#### [Exercise data]
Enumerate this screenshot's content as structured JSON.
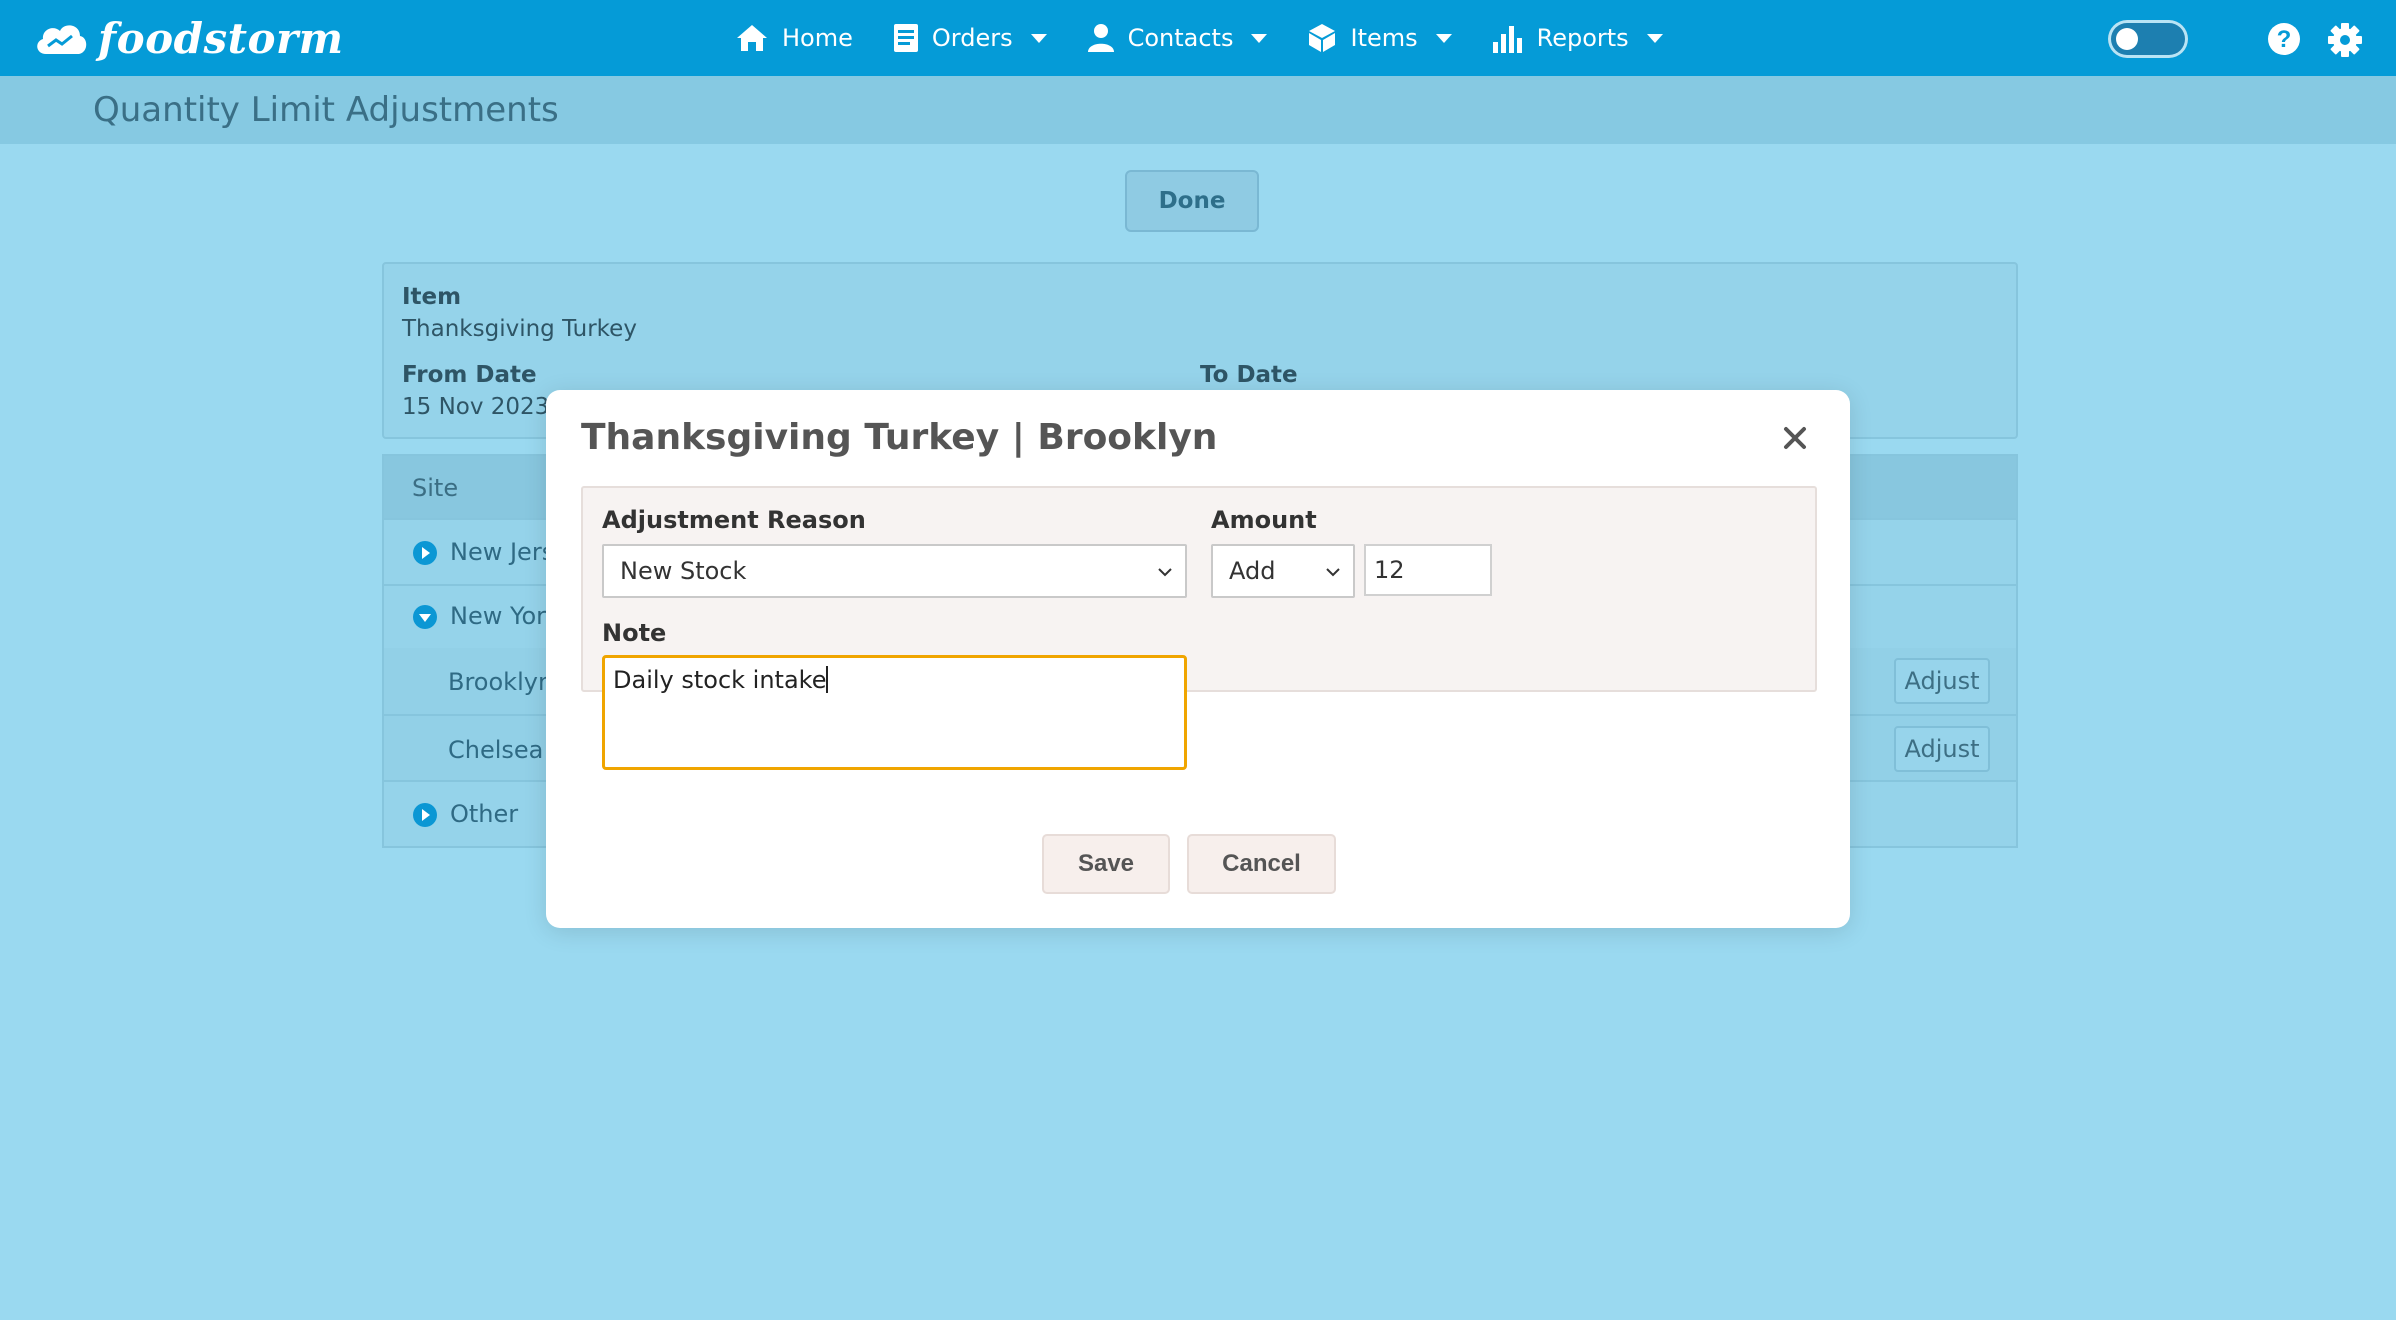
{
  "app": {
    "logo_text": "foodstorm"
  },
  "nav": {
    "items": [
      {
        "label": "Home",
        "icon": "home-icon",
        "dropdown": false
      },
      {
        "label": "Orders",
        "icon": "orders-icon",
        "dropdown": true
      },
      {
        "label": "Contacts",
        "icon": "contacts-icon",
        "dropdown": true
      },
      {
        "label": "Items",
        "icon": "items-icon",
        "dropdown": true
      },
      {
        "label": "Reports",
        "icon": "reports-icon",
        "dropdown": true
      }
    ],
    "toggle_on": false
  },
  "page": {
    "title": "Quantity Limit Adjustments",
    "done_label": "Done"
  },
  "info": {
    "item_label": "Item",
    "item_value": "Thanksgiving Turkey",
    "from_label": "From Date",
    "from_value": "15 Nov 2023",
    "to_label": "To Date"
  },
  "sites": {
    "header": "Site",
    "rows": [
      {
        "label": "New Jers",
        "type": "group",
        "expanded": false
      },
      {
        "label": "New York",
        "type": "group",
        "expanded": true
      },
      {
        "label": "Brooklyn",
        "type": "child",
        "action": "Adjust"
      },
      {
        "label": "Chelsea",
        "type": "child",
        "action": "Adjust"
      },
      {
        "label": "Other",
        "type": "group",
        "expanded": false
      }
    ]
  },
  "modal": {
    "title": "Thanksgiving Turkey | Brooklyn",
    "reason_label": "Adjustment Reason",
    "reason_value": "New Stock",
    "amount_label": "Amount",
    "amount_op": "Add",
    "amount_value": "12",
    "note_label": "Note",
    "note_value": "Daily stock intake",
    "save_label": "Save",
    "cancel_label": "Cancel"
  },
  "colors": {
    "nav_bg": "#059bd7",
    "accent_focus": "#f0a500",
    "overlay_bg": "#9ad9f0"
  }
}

* * *

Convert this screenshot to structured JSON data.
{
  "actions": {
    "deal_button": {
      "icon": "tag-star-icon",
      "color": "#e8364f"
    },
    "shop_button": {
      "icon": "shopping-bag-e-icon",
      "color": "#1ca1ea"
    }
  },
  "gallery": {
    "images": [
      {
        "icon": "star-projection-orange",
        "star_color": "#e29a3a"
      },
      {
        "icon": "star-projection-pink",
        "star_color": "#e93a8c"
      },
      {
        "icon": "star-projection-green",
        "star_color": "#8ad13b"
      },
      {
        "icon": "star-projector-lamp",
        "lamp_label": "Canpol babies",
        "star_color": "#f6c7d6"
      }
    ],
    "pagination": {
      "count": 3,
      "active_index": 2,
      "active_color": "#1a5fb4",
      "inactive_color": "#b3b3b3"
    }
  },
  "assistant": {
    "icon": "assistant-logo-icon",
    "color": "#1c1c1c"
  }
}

--

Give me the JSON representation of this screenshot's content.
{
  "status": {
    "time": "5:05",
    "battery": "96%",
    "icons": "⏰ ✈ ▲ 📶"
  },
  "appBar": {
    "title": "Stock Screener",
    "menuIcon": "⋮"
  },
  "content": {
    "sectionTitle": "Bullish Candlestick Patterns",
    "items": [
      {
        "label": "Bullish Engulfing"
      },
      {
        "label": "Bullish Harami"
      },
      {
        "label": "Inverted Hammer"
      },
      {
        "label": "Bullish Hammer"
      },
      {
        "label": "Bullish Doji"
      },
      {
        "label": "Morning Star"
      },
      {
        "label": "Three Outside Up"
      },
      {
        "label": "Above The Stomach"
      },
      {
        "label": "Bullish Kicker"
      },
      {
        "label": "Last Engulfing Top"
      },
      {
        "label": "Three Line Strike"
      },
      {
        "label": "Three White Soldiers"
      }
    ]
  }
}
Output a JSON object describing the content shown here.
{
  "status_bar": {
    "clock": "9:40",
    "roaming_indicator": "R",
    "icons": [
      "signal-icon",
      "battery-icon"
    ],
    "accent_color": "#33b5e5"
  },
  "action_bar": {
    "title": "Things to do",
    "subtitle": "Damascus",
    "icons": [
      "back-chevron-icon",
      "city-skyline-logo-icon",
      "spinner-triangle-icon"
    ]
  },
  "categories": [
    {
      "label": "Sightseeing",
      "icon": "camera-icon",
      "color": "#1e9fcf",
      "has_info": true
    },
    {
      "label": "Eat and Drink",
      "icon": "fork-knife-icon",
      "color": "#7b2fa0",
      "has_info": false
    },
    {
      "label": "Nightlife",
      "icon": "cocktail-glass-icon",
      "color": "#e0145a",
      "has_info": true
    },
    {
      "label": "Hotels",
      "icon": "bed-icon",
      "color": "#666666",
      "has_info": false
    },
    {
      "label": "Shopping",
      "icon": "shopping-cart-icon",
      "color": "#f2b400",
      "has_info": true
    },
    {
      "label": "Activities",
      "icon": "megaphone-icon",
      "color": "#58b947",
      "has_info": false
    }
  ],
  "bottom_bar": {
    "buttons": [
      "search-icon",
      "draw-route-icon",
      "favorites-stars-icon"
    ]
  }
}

#### [What is expected]
Work through the records line by line and tally those holding "Date". Reply with the number alone.

#### [Expected output]
2